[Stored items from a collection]
((
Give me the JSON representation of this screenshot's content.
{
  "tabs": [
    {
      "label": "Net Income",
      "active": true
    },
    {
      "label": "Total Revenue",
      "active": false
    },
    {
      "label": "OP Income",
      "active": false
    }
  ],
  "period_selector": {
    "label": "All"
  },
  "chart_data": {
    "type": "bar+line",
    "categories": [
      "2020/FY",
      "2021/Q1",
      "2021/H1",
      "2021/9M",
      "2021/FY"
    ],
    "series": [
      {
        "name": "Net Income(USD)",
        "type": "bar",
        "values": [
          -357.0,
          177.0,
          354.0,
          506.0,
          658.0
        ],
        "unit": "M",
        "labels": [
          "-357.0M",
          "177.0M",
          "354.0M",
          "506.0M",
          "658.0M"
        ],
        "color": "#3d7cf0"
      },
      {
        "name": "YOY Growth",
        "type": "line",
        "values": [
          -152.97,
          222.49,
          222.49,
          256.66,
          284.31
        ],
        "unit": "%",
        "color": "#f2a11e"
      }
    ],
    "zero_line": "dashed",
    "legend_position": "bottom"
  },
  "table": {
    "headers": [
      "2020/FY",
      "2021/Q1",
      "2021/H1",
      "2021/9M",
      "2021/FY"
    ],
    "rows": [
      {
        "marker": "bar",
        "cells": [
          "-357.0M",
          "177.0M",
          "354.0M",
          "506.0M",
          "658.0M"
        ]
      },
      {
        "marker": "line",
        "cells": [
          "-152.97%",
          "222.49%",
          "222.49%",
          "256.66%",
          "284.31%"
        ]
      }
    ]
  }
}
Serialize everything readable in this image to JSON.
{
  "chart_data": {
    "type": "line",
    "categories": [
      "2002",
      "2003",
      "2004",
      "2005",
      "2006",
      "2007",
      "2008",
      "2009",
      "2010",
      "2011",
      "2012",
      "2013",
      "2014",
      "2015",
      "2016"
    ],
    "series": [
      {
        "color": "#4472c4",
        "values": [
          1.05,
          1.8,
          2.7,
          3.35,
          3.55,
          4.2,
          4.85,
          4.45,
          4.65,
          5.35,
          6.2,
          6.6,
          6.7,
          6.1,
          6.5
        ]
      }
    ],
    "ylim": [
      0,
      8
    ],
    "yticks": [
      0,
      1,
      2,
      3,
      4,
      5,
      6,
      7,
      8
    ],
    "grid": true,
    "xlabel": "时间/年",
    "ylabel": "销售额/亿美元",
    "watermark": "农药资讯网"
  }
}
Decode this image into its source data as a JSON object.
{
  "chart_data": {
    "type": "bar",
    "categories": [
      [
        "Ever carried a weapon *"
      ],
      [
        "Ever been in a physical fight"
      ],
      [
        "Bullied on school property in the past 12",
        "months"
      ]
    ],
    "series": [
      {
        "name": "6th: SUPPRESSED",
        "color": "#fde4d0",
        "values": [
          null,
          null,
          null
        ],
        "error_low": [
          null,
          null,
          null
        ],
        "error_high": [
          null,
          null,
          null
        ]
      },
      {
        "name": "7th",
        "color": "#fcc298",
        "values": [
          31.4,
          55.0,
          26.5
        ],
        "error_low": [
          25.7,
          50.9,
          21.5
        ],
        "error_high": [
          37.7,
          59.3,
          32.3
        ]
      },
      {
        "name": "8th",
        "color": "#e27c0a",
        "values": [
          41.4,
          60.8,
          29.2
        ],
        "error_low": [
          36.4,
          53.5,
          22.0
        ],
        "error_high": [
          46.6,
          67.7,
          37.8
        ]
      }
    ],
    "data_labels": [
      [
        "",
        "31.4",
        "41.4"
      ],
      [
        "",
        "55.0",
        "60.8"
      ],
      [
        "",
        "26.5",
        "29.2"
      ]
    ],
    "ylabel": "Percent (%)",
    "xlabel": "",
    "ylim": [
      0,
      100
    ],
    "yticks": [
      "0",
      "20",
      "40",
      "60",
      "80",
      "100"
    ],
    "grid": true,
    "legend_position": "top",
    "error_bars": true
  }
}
))
== Task to carry out ==
Find and count the lines of the data that include the string "color", and report that figure by itself.

== Full output ==
6